*** Excerpted passage ***

After our story, we did another guessing jar. This time, I had 68 mini marshmallows in a measuring cup. We took turns writing our guesses in secret and then talked about the differences between the previous guessing jar and the mini marshmallow guessing jar.

For snack, we worked together to make Rice Crispie Treats, using measuring tools, flavored marshmallows, butter, rice crispies, and some leftover marshmallow cereal from a previous snack. Each child could pick their own cookie cutter and mold their mixture into the cookie cutter. Some opted to just eat the mixture before forming it, which was just fine.

Then we checked out our dissolving PEEPs. I let them touch a few of them.

We discussed how they changed from the previous day and predicted what would happen by Thursday, the last day of Library Camp.

Then, I divided the group into 2. One group worked on designing their own PEEP while the other group microwaved PEEPs. Then we switched. 

Then we watched a funny YouTube video where somebody microwaved a whole bunch of PEEPs at the same time for a long time. "Don't try it at home, kids!" Beforehand, we predicted what might happen, knowing what we know from our microwaving adventure. Most kids were pretty right on! You can see all photos at the bottom of today's post.

*** End of Excerpted passage ***
*** Data for analysis ***

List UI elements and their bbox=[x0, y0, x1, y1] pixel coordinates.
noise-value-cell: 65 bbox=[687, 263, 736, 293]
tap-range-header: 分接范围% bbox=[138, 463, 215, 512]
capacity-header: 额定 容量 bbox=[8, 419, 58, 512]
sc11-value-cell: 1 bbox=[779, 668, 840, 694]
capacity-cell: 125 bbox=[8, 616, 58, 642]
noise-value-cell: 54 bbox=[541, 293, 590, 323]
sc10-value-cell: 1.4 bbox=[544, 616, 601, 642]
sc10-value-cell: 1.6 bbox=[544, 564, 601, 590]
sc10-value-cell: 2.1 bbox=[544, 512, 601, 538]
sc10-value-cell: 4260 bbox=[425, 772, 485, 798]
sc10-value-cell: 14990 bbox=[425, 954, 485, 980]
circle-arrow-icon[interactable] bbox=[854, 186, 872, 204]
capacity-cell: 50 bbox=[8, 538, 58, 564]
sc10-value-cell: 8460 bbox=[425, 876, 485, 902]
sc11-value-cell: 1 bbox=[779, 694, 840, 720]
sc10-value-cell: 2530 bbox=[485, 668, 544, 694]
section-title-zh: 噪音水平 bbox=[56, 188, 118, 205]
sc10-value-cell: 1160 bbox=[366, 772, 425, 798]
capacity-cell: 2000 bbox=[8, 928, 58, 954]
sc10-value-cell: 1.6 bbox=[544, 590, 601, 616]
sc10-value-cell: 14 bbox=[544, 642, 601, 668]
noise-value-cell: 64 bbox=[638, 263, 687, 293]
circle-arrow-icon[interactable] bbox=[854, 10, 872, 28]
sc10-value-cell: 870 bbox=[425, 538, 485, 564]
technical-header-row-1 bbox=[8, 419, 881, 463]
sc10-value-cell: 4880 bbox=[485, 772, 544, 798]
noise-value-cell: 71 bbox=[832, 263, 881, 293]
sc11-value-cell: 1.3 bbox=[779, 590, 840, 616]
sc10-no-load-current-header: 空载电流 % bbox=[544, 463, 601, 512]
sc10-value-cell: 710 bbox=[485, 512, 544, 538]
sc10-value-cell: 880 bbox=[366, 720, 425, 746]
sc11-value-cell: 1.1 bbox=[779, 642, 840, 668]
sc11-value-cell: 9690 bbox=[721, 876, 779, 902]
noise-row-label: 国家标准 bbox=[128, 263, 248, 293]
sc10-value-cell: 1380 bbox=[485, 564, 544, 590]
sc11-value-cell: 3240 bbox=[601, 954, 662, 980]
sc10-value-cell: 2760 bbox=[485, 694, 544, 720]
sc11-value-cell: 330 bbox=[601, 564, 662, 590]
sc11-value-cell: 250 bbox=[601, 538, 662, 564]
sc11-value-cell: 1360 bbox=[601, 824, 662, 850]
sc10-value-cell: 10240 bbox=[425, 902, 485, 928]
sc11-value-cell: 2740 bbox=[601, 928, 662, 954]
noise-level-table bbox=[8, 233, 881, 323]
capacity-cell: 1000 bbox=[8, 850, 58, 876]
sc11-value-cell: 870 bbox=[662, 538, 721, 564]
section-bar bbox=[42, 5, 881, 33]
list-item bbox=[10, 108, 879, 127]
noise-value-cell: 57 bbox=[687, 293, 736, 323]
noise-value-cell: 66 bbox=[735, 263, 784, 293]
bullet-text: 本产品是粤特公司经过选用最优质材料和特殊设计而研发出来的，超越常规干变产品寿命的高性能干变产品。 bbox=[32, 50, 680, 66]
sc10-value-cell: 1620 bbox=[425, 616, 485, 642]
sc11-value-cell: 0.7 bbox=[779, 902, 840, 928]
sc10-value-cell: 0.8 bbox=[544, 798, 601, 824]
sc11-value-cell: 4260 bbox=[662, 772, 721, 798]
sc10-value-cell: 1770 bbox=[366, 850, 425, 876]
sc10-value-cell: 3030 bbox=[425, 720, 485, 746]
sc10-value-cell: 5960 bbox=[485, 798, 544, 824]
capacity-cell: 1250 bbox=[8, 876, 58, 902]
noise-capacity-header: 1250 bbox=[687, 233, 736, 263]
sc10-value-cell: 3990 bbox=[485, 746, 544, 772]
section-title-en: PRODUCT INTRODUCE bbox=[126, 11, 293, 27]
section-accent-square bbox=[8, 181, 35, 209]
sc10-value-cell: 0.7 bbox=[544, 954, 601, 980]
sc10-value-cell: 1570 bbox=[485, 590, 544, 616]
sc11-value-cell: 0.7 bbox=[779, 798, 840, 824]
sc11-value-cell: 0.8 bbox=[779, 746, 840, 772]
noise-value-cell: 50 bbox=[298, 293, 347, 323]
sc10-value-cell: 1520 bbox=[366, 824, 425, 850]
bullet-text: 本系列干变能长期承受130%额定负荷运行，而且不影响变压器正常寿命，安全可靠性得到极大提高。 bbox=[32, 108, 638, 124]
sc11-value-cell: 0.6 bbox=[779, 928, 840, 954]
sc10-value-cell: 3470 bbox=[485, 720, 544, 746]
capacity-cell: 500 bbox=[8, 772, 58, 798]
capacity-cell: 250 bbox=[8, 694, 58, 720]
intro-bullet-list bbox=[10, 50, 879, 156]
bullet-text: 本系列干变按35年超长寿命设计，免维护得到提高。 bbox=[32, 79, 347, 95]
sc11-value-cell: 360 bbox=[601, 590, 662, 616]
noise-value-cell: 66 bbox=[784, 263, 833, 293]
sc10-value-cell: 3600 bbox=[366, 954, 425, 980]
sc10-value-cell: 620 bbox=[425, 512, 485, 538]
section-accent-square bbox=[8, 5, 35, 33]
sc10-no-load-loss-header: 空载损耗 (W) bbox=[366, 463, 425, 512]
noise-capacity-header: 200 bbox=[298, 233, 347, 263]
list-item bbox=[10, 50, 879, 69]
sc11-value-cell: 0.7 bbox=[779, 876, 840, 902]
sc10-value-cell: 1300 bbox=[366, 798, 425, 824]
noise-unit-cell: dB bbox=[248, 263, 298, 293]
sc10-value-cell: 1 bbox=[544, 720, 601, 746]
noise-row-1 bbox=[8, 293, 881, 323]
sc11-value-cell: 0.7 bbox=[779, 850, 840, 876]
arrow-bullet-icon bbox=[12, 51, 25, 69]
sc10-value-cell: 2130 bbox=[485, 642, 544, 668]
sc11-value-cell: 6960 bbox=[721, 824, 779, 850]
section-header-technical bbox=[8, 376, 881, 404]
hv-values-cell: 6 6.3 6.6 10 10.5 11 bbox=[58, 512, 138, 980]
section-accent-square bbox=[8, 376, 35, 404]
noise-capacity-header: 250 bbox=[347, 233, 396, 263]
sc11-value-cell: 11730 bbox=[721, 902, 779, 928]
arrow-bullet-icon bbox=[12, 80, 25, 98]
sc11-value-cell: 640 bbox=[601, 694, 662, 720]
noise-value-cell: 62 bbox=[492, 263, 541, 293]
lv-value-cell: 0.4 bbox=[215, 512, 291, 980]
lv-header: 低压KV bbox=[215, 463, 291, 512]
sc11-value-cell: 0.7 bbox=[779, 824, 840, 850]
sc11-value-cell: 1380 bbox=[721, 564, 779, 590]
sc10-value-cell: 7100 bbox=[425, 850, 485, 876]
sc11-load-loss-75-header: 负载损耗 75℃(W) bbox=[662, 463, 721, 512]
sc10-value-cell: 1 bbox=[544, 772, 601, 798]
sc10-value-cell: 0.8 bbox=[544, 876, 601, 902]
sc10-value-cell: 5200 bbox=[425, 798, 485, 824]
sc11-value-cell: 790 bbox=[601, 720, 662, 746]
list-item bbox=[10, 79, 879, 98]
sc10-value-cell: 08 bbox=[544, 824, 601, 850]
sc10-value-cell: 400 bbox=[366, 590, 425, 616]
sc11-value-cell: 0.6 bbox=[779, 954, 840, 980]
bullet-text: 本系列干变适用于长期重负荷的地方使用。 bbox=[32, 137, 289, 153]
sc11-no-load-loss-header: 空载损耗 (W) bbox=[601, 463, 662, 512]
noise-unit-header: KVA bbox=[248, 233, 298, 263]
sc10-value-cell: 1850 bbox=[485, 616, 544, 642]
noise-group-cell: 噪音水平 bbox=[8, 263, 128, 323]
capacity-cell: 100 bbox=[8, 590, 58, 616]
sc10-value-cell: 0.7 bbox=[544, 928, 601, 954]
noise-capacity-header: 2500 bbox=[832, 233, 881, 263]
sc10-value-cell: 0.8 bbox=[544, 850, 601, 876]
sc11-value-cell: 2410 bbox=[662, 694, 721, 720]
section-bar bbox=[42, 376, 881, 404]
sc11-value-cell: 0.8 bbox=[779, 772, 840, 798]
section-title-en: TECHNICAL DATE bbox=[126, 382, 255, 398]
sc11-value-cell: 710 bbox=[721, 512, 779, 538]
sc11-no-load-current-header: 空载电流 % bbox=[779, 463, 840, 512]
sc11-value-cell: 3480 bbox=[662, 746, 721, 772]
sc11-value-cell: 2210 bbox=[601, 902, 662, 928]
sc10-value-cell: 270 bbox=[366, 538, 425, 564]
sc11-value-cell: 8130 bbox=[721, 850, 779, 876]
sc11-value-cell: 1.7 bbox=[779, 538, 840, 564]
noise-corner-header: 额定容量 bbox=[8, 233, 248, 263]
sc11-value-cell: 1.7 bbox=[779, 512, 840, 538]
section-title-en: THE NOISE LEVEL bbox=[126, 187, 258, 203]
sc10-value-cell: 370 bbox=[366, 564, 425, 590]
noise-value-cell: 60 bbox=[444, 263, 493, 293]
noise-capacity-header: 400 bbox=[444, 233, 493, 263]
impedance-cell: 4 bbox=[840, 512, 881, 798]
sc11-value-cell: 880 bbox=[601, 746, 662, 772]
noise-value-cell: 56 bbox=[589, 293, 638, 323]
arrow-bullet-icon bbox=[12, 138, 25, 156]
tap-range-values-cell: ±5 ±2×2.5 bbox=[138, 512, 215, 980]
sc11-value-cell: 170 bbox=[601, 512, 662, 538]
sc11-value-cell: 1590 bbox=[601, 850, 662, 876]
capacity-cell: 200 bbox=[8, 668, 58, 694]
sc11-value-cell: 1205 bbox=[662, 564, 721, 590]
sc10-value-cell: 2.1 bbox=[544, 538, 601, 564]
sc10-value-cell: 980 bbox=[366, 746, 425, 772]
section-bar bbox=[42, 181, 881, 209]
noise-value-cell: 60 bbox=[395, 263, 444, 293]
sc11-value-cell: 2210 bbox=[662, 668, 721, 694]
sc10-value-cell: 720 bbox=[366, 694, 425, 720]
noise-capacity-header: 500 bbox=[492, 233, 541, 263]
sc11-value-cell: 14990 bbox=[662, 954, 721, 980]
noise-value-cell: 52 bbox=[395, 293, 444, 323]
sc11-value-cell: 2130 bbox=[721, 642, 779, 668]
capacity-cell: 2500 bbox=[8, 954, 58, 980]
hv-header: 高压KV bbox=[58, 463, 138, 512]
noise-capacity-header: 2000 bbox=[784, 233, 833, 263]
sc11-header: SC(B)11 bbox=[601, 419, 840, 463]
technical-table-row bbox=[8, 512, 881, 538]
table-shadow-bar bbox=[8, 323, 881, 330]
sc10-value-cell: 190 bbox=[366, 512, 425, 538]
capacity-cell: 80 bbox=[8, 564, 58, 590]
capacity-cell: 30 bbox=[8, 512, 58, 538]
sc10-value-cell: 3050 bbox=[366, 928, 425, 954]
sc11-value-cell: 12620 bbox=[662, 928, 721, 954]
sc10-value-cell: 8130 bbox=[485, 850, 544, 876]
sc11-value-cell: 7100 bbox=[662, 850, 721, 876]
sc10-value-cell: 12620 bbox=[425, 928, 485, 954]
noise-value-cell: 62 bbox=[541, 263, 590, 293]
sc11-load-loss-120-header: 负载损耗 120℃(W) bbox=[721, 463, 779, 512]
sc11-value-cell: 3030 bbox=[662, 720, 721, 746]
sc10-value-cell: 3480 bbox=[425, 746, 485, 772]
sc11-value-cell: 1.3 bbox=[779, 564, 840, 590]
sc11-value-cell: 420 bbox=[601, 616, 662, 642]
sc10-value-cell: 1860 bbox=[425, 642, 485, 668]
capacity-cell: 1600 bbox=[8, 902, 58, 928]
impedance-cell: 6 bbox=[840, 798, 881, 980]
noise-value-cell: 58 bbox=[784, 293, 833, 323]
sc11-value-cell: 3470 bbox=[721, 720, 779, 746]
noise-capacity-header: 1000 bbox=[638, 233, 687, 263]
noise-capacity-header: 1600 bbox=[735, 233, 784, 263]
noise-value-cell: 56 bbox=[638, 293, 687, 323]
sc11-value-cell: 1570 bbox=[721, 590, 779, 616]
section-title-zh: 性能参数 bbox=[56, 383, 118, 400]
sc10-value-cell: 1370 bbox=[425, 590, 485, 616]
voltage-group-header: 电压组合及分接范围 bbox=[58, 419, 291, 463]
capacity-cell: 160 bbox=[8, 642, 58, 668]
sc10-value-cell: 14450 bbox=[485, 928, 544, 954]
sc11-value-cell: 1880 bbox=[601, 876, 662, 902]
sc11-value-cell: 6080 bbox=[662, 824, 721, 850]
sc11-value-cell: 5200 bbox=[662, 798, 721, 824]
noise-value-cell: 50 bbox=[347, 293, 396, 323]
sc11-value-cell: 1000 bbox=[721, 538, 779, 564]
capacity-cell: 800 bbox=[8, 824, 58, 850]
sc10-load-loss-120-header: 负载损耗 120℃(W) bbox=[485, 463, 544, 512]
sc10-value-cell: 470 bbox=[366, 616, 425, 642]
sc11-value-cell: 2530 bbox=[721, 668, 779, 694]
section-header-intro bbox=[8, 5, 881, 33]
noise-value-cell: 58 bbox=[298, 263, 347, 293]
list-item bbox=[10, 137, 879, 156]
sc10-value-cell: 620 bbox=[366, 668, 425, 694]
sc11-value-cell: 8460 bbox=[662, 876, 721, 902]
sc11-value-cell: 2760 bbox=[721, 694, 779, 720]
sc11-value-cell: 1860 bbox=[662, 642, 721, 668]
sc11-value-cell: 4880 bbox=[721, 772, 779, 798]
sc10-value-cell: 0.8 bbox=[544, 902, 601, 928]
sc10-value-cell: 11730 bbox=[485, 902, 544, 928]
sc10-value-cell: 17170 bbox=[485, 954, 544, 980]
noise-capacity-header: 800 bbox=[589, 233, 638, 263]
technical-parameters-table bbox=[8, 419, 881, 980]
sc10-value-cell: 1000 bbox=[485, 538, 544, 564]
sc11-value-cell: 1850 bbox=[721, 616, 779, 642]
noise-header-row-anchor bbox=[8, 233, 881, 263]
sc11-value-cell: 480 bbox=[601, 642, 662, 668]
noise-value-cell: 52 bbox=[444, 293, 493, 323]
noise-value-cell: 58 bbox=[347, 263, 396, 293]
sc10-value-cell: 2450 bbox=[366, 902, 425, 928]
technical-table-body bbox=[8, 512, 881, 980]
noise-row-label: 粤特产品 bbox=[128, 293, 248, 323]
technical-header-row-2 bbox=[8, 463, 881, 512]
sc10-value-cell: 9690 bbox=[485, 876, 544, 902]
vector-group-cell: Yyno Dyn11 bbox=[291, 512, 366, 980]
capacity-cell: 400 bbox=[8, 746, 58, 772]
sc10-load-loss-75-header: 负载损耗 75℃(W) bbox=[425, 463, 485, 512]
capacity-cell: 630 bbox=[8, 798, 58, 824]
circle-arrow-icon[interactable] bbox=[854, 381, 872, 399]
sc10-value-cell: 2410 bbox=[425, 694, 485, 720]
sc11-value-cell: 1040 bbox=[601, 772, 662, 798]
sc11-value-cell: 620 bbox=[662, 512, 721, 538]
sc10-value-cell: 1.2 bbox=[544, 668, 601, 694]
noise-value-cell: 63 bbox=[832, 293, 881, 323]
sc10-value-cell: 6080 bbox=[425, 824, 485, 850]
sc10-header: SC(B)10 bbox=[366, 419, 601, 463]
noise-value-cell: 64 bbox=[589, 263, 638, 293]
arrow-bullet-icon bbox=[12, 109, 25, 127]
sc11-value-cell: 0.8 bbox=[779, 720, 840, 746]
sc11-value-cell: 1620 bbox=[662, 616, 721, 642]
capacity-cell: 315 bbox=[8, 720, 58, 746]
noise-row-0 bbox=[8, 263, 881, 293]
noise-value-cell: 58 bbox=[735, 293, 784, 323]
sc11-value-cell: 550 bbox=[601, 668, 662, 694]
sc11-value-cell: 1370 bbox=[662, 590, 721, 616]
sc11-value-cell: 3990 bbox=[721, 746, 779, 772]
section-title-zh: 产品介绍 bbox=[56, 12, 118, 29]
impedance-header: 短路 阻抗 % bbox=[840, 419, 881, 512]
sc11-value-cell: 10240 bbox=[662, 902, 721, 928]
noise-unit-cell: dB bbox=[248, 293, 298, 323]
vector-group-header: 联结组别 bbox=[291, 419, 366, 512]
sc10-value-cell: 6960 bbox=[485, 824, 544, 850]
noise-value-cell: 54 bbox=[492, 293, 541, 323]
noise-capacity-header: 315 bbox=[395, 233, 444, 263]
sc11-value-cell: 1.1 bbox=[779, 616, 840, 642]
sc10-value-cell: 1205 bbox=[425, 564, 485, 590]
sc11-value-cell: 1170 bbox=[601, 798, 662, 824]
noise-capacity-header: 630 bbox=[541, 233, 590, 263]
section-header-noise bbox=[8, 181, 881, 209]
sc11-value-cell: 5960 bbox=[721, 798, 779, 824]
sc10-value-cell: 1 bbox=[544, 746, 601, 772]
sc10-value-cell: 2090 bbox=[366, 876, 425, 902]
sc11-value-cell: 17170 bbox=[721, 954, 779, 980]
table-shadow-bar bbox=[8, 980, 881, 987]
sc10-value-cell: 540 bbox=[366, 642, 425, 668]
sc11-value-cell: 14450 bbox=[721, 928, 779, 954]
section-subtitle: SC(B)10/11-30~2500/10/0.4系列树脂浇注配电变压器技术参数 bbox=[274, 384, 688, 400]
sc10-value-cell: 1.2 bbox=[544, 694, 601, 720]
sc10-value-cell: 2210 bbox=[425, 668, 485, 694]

*** End of Data for analysis ***

About this exercise: In the library camp passage, please state how many mini marshmallows were in the measuring cup for the second guessing jar.

Reply to the exercise: 68